To do: Determine how many lines hold "Continuum" and give only that number.

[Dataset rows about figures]
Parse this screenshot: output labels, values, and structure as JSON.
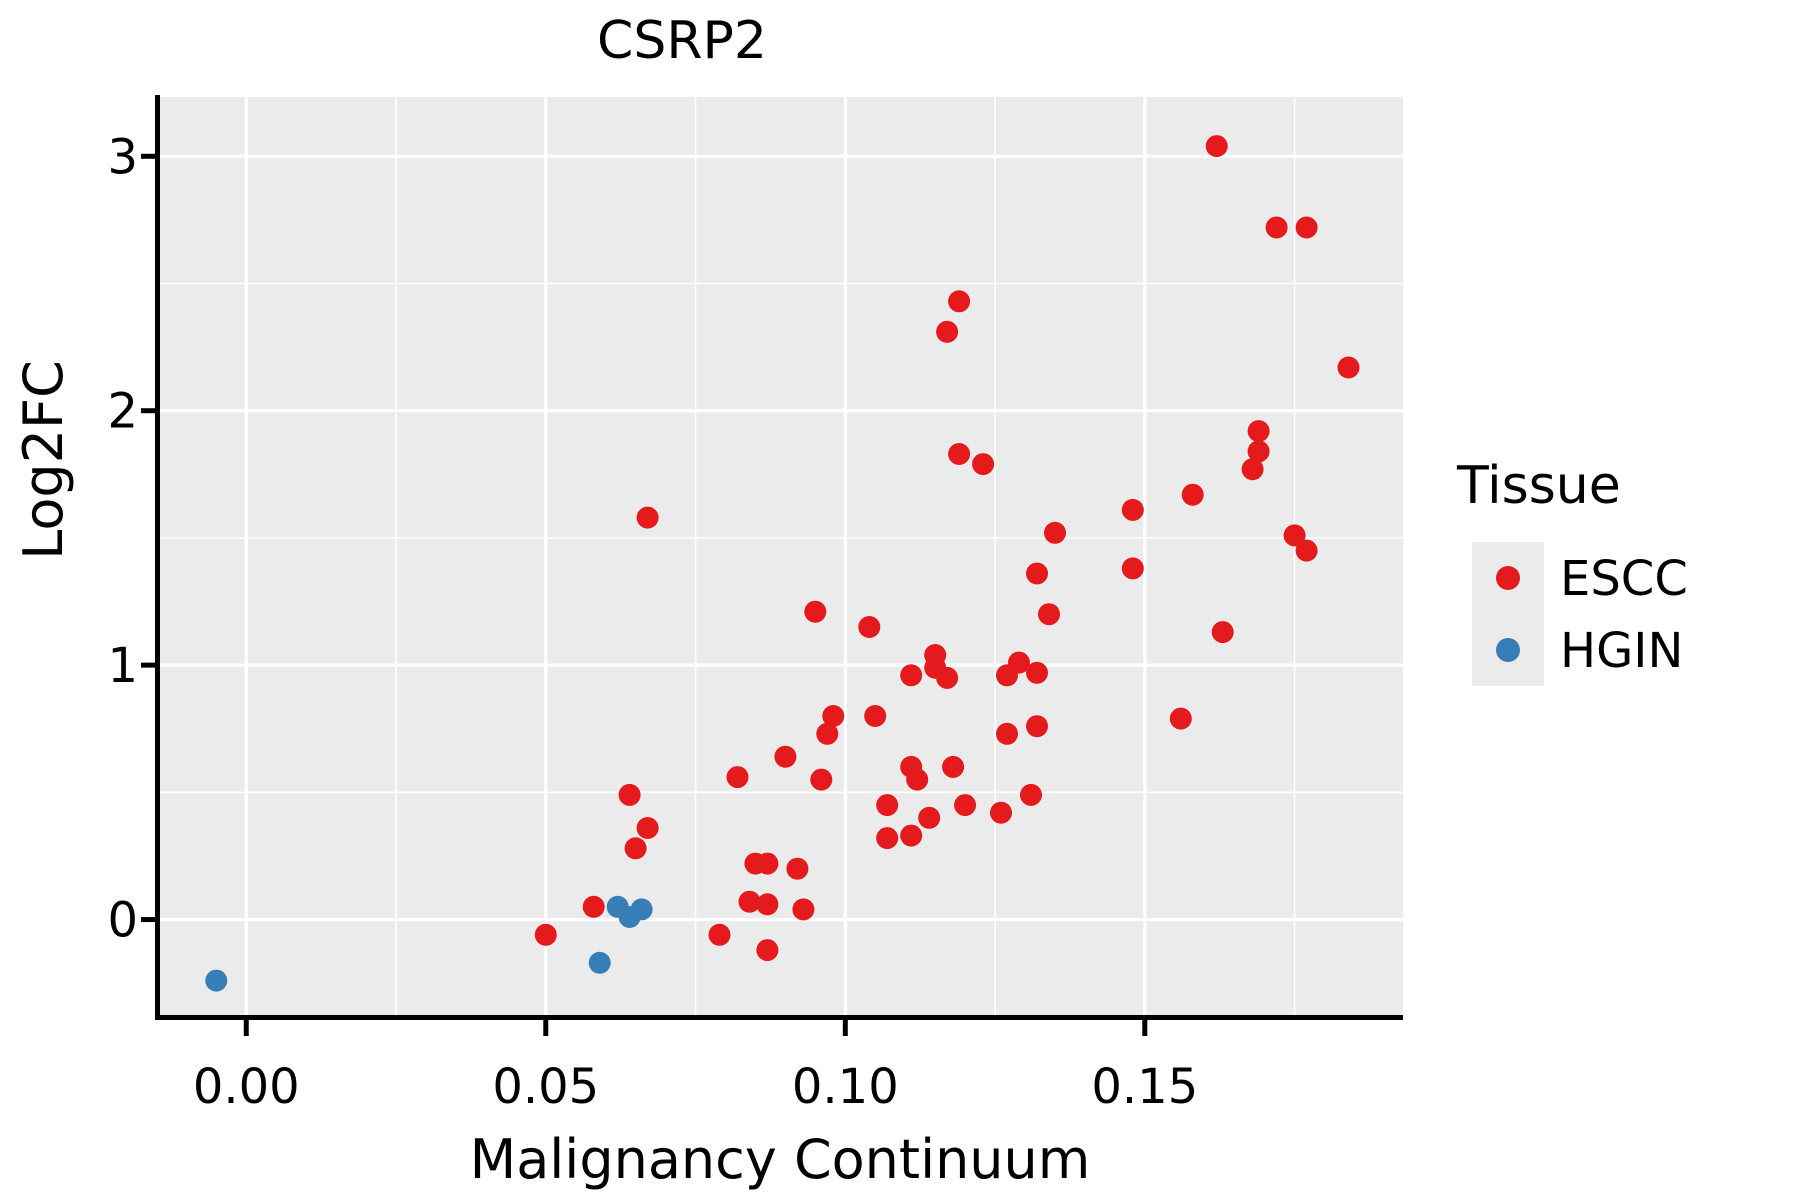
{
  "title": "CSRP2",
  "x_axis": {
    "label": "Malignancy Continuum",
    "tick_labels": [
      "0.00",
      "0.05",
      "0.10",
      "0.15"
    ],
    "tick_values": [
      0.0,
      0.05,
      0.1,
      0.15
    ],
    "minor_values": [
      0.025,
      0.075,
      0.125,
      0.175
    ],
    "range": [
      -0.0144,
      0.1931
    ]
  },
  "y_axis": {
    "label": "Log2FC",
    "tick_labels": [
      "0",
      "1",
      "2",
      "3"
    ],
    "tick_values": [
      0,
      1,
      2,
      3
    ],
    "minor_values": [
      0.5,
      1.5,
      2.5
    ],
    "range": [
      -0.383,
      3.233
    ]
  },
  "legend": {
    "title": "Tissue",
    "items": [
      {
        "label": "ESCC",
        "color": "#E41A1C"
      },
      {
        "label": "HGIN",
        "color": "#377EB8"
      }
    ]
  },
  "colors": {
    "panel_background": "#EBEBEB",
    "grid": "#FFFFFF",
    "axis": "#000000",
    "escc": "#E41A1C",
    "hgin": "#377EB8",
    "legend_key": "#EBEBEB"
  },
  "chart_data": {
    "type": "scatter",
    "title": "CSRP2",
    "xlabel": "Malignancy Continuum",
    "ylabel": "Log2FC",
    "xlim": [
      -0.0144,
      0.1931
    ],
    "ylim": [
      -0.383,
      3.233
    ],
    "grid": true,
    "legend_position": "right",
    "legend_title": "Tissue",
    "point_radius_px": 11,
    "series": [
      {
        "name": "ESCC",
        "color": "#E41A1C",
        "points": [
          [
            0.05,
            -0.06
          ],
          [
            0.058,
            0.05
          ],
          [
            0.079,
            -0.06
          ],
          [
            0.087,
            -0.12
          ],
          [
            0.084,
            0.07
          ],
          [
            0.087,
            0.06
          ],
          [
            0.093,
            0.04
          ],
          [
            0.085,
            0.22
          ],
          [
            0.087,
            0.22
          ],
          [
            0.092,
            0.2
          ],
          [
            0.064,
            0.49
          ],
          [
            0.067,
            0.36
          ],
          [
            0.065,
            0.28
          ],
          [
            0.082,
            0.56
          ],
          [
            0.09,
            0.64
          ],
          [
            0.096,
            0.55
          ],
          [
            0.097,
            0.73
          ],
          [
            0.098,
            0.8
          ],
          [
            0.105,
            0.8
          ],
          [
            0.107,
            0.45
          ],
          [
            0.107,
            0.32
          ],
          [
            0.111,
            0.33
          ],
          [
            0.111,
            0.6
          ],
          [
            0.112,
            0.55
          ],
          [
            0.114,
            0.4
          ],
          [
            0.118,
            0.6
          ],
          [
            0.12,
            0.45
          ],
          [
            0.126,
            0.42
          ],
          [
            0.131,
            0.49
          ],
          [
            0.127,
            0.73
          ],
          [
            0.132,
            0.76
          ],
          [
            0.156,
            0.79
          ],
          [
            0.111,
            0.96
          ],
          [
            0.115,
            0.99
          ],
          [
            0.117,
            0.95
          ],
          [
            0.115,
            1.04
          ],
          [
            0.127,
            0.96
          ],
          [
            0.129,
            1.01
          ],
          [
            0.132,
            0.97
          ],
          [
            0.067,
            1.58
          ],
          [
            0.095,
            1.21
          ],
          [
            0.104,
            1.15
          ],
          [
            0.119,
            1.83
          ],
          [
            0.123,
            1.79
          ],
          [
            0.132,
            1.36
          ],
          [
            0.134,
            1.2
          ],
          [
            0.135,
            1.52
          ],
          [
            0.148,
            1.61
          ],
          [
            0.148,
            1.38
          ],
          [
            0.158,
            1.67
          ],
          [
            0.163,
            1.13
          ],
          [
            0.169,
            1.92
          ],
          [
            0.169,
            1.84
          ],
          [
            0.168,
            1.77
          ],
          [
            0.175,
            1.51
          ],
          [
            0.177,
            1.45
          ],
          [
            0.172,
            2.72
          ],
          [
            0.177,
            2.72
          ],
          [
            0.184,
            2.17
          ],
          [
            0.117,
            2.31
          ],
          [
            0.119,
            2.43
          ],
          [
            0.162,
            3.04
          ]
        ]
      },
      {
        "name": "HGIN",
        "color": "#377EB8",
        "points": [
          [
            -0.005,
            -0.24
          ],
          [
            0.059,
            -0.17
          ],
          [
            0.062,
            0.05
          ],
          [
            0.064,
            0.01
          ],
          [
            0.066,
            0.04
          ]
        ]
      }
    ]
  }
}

---

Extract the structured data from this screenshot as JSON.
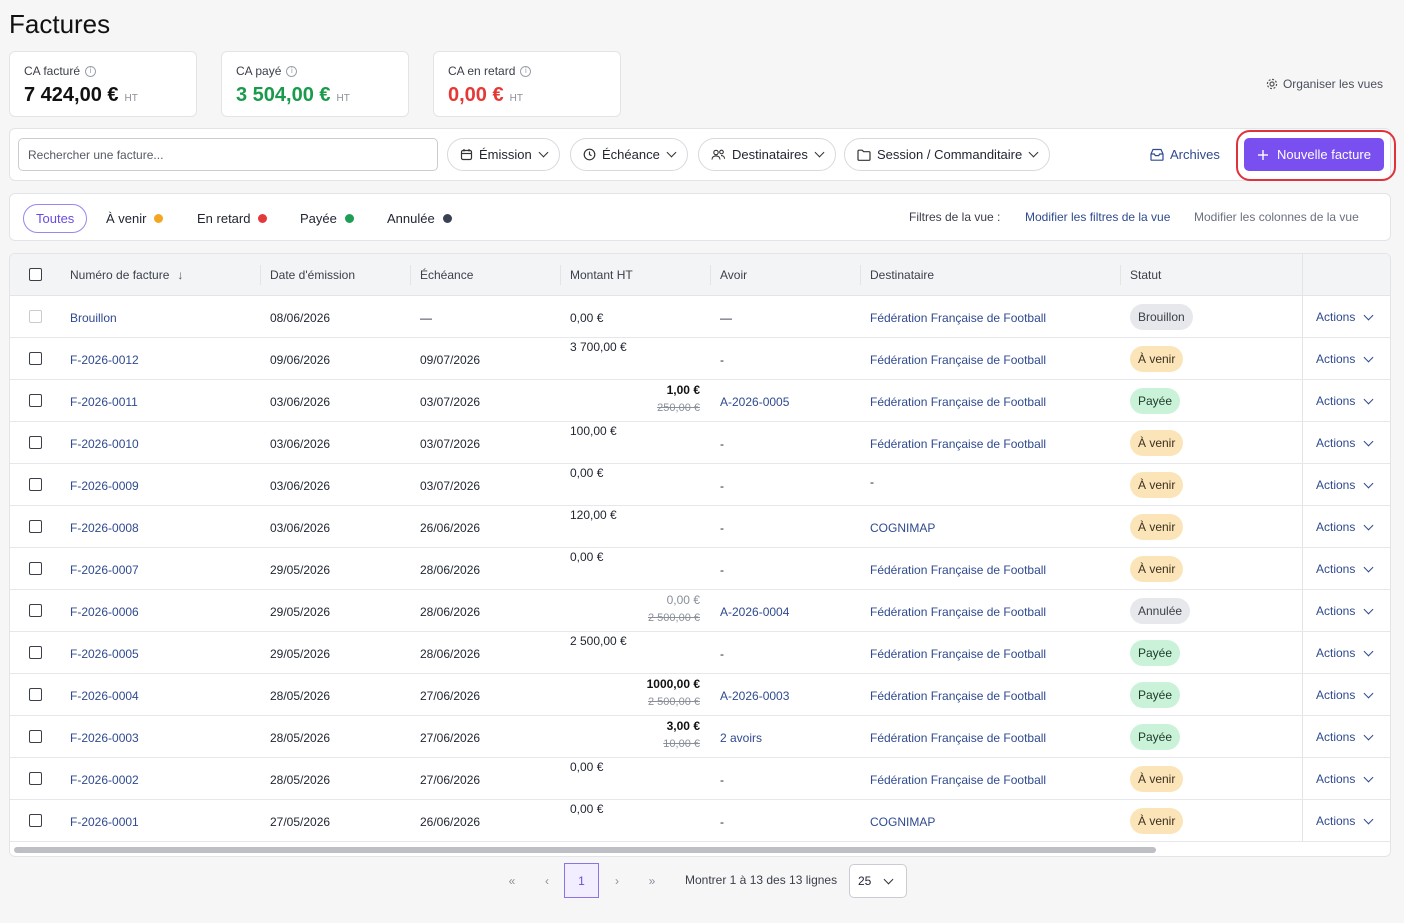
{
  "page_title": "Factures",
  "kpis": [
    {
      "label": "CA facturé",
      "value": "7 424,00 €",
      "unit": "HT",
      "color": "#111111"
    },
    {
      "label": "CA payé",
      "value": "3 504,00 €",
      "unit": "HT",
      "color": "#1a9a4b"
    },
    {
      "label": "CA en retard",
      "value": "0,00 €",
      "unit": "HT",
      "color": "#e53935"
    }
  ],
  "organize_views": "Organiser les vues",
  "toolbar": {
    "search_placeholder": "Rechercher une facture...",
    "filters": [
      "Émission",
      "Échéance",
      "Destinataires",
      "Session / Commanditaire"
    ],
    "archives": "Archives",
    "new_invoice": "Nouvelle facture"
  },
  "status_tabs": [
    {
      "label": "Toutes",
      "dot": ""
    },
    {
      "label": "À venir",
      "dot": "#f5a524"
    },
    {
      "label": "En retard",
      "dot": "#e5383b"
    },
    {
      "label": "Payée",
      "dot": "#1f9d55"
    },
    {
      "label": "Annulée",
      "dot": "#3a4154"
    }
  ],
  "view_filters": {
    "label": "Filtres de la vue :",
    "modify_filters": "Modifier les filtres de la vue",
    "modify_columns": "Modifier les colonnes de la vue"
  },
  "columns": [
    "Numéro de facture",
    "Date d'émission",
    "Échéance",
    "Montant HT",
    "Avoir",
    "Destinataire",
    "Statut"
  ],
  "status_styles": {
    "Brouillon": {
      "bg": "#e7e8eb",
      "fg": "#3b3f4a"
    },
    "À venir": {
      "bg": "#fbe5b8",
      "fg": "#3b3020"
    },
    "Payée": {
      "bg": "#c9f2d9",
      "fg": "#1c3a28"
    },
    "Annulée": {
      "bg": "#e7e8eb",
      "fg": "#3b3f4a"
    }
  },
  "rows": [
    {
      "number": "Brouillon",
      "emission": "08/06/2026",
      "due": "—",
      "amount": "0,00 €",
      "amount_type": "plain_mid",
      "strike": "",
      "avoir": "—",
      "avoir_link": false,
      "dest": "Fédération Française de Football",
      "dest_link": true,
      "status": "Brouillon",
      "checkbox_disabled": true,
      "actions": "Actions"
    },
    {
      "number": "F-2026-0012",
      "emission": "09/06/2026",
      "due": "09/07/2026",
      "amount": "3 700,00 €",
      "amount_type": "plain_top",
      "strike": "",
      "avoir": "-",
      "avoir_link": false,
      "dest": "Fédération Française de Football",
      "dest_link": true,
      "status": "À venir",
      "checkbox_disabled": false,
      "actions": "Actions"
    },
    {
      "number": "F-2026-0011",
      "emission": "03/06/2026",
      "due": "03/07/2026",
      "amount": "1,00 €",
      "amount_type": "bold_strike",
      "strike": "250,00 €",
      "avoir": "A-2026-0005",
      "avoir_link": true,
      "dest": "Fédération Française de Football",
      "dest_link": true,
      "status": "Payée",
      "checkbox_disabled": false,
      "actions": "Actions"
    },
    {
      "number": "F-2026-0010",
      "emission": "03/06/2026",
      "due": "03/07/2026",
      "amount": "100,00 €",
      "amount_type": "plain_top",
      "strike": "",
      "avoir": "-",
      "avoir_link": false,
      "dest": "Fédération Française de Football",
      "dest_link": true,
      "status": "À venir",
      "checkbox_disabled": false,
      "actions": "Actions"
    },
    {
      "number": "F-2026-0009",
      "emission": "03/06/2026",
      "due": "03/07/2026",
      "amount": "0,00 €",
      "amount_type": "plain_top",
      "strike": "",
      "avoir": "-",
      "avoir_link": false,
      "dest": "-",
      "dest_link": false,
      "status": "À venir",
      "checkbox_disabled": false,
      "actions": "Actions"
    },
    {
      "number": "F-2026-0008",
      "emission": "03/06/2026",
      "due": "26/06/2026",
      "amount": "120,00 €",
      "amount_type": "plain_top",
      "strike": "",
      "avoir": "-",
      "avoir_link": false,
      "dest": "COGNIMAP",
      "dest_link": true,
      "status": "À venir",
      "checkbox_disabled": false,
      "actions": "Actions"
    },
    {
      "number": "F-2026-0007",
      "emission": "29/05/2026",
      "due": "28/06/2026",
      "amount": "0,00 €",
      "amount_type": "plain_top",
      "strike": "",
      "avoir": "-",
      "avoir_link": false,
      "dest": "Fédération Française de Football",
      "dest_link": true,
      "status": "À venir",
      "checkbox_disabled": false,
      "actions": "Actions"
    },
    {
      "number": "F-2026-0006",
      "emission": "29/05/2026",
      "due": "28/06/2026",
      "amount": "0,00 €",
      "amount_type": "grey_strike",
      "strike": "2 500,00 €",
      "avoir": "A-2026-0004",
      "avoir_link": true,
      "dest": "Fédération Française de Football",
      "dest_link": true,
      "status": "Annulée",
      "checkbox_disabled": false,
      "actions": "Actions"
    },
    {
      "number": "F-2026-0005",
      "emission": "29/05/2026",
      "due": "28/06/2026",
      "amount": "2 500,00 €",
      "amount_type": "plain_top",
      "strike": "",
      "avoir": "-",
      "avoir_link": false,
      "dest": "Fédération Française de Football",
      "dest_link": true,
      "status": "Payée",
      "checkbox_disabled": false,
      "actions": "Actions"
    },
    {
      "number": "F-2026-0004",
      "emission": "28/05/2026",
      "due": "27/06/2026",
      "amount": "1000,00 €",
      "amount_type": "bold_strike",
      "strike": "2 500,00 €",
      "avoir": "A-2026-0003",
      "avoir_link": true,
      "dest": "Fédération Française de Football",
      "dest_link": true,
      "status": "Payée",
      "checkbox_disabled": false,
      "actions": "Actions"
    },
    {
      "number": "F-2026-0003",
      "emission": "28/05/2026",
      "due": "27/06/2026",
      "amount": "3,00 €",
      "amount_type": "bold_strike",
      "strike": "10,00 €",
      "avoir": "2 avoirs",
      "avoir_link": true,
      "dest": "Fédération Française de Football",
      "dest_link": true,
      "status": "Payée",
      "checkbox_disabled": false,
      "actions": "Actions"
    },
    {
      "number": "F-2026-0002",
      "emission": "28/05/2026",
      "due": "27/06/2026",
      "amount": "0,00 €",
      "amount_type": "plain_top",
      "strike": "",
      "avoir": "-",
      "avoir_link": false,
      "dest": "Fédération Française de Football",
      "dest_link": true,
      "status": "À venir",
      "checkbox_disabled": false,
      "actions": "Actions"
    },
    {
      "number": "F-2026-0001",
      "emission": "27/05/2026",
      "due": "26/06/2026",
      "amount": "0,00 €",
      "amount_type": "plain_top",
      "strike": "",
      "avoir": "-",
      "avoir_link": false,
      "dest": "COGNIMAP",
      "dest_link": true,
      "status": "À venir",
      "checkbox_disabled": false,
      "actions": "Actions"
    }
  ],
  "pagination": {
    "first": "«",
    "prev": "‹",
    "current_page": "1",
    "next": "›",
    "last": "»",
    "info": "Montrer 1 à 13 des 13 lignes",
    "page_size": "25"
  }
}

* * *

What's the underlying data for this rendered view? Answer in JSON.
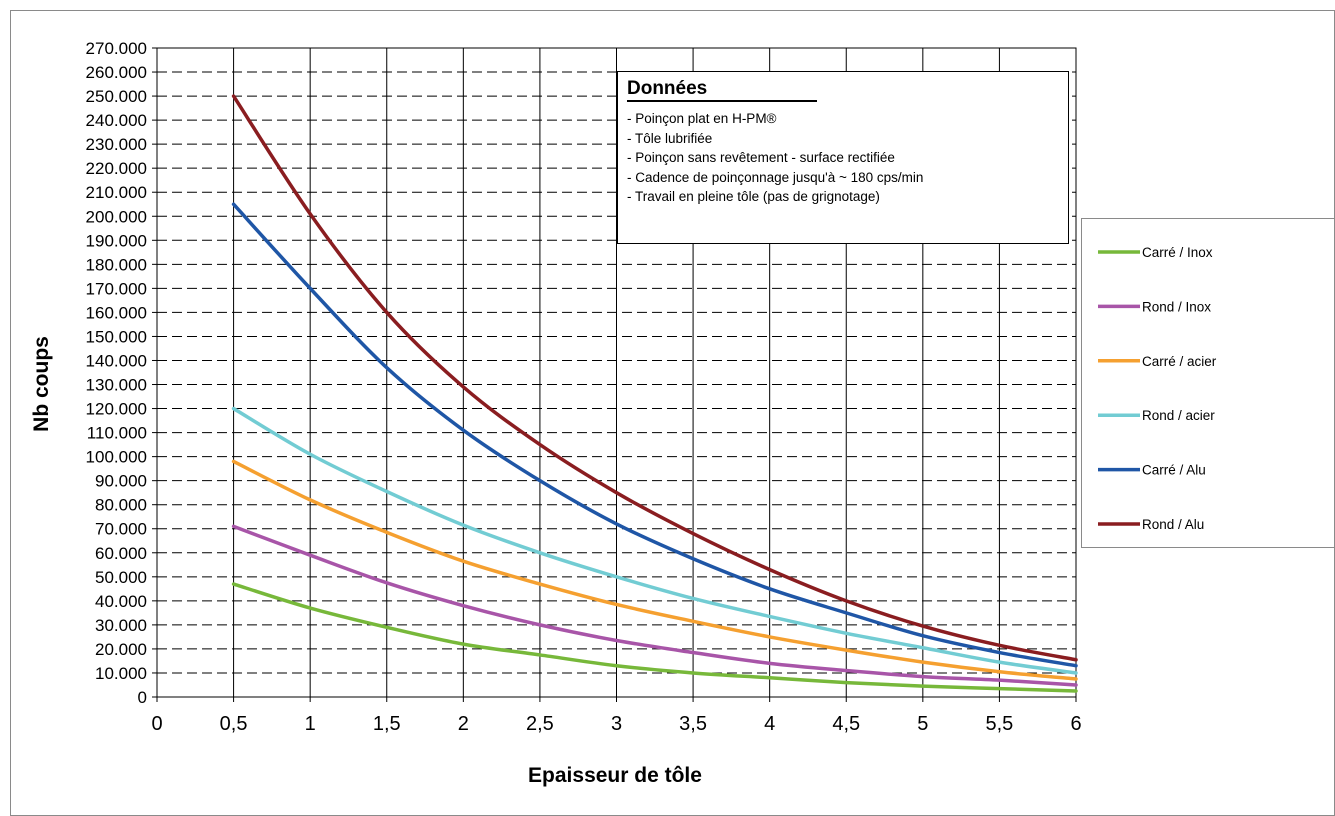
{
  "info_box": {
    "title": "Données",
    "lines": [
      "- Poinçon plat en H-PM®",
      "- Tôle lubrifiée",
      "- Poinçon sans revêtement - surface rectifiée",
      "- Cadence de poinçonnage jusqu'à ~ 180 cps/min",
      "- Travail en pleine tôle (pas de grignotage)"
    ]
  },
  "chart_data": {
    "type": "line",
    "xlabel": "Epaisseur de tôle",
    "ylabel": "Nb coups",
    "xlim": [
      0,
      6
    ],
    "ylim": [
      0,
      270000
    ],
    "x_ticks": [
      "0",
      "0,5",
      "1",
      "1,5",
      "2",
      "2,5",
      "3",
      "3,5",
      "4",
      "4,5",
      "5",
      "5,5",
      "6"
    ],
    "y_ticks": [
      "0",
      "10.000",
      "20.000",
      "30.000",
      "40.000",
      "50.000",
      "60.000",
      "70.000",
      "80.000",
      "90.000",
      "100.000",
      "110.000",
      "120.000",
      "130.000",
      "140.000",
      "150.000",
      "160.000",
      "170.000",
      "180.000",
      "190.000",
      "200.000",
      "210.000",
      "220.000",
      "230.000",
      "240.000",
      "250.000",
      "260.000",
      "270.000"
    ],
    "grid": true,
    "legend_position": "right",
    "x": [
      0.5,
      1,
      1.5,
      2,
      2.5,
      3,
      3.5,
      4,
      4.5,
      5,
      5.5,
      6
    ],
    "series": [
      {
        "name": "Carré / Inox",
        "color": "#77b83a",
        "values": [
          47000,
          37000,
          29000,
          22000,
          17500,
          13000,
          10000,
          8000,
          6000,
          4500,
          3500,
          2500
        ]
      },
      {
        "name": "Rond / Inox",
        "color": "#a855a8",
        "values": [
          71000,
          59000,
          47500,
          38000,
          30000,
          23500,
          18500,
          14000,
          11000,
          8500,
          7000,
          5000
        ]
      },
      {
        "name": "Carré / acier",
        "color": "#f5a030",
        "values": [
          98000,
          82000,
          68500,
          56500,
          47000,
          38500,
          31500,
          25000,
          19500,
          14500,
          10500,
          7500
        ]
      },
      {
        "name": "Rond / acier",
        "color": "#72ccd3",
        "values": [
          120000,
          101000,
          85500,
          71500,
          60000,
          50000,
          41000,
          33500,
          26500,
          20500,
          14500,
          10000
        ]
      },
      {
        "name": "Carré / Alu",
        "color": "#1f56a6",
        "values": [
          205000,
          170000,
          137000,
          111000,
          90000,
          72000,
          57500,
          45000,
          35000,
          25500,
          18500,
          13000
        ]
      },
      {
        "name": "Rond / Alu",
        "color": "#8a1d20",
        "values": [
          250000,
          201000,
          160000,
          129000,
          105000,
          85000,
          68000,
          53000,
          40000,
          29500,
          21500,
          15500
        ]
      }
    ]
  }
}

Worked solution: 2